_REQUIRED WORK_:
In the records below, tally every line containing "name". Report only the total.

## BEGIN RECORDS FOR THE EXERCISE

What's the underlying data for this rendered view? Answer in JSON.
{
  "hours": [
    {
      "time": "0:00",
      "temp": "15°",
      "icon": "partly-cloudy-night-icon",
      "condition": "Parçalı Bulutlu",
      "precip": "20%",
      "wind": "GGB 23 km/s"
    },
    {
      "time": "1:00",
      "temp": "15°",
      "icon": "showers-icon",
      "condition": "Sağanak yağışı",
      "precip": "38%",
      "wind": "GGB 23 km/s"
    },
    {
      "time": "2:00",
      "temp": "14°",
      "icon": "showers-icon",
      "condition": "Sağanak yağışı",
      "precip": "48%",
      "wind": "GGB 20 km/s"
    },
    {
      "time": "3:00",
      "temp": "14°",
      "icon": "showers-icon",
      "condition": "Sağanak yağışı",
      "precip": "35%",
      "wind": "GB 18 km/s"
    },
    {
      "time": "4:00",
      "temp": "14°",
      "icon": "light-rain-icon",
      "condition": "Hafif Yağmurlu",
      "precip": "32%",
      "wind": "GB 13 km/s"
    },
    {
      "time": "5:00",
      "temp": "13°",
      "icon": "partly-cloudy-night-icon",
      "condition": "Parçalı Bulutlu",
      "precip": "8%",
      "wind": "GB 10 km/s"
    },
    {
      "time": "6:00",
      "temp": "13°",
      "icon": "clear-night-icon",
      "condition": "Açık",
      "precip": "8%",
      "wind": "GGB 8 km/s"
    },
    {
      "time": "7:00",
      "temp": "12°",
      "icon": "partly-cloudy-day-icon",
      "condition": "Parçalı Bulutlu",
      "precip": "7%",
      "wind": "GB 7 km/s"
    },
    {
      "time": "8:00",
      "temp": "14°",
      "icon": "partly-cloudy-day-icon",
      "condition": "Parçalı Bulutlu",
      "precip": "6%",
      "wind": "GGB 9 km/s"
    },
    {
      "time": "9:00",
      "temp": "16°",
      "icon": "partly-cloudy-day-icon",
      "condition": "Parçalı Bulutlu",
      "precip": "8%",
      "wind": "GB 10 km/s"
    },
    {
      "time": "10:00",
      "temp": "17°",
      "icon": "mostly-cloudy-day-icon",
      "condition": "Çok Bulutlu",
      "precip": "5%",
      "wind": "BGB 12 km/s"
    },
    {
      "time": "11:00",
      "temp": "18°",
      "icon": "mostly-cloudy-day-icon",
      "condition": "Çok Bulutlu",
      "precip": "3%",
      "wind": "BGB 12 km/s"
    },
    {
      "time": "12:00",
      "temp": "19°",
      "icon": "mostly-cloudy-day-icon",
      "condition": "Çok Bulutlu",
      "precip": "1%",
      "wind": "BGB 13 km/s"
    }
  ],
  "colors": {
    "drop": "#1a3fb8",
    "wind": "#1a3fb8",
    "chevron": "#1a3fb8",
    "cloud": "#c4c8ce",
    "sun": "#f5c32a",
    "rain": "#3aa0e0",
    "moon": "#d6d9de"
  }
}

## END RECORDS FOR THE EXERCISE
## BEGIN RECORDS FOR THE EXERCISE

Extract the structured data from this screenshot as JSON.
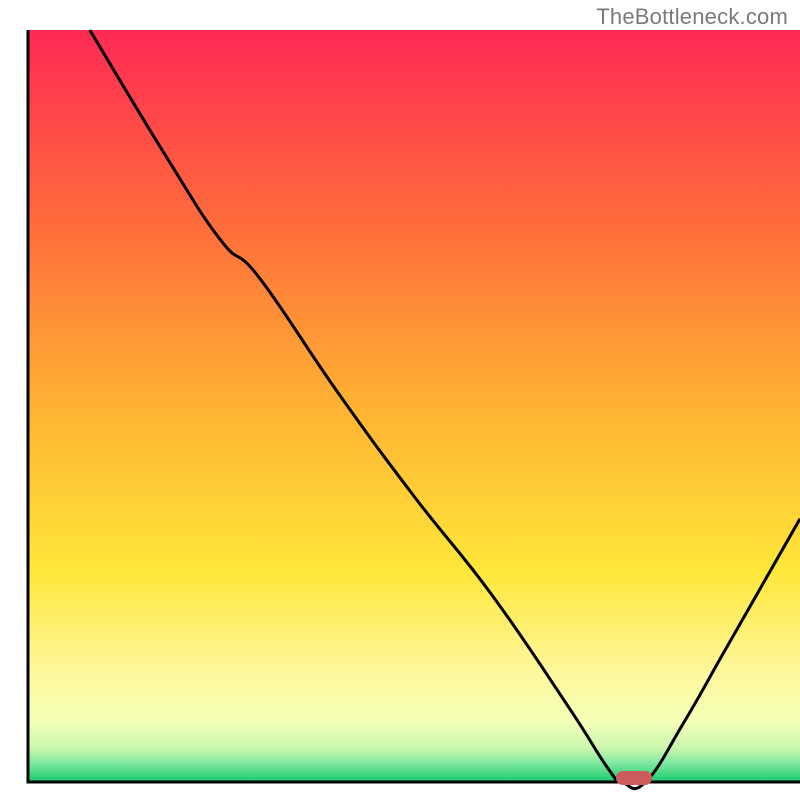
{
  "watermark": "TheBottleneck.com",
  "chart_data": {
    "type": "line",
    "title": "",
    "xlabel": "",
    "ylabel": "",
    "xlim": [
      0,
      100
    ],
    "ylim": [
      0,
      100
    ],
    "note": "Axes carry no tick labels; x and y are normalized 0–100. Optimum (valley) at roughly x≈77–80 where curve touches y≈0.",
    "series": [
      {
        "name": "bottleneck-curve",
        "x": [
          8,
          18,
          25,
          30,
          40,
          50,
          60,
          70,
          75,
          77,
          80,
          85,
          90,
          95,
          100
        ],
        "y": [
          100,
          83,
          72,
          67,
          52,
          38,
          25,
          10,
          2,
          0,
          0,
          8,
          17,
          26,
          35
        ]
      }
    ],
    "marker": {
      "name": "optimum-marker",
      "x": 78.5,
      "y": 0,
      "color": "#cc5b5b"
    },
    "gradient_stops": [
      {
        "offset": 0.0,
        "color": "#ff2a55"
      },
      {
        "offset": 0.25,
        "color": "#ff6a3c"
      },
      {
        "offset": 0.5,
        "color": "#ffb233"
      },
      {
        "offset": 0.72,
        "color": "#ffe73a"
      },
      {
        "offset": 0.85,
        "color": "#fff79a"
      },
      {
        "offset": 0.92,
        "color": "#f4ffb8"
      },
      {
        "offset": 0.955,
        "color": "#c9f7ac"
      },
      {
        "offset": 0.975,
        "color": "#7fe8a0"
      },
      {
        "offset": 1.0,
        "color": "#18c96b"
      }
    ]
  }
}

## END RECORDS FOR THE EXERCISE
## BEGIN RECORDS FOR THE EXERCISE

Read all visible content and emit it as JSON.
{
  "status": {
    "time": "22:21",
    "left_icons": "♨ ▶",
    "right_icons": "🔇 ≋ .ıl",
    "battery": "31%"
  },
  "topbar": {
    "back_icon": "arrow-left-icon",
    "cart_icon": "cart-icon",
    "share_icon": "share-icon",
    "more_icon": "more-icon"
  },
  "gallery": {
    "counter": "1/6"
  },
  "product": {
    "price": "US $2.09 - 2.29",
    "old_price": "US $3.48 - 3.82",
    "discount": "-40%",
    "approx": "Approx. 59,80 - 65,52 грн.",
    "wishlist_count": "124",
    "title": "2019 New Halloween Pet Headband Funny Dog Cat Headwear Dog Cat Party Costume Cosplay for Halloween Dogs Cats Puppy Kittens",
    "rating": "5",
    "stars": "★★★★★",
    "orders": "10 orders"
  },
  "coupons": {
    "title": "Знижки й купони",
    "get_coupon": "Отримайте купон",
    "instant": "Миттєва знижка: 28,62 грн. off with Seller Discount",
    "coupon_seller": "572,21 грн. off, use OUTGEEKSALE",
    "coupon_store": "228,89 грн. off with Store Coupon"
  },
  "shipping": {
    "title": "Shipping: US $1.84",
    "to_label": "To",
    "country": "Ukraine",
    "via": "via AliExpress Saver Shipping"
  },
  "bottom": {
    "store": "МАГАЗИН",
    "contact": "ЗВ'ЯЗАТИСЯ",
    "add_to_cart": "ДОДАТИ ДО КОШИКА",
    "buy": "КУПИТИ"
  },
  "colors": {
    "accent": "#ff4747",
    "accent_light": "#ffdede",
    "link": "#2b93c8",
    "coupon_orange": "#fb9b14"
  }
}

## END RECORDS FOR THE EXERCISE

_TASK SOLUTION_:
2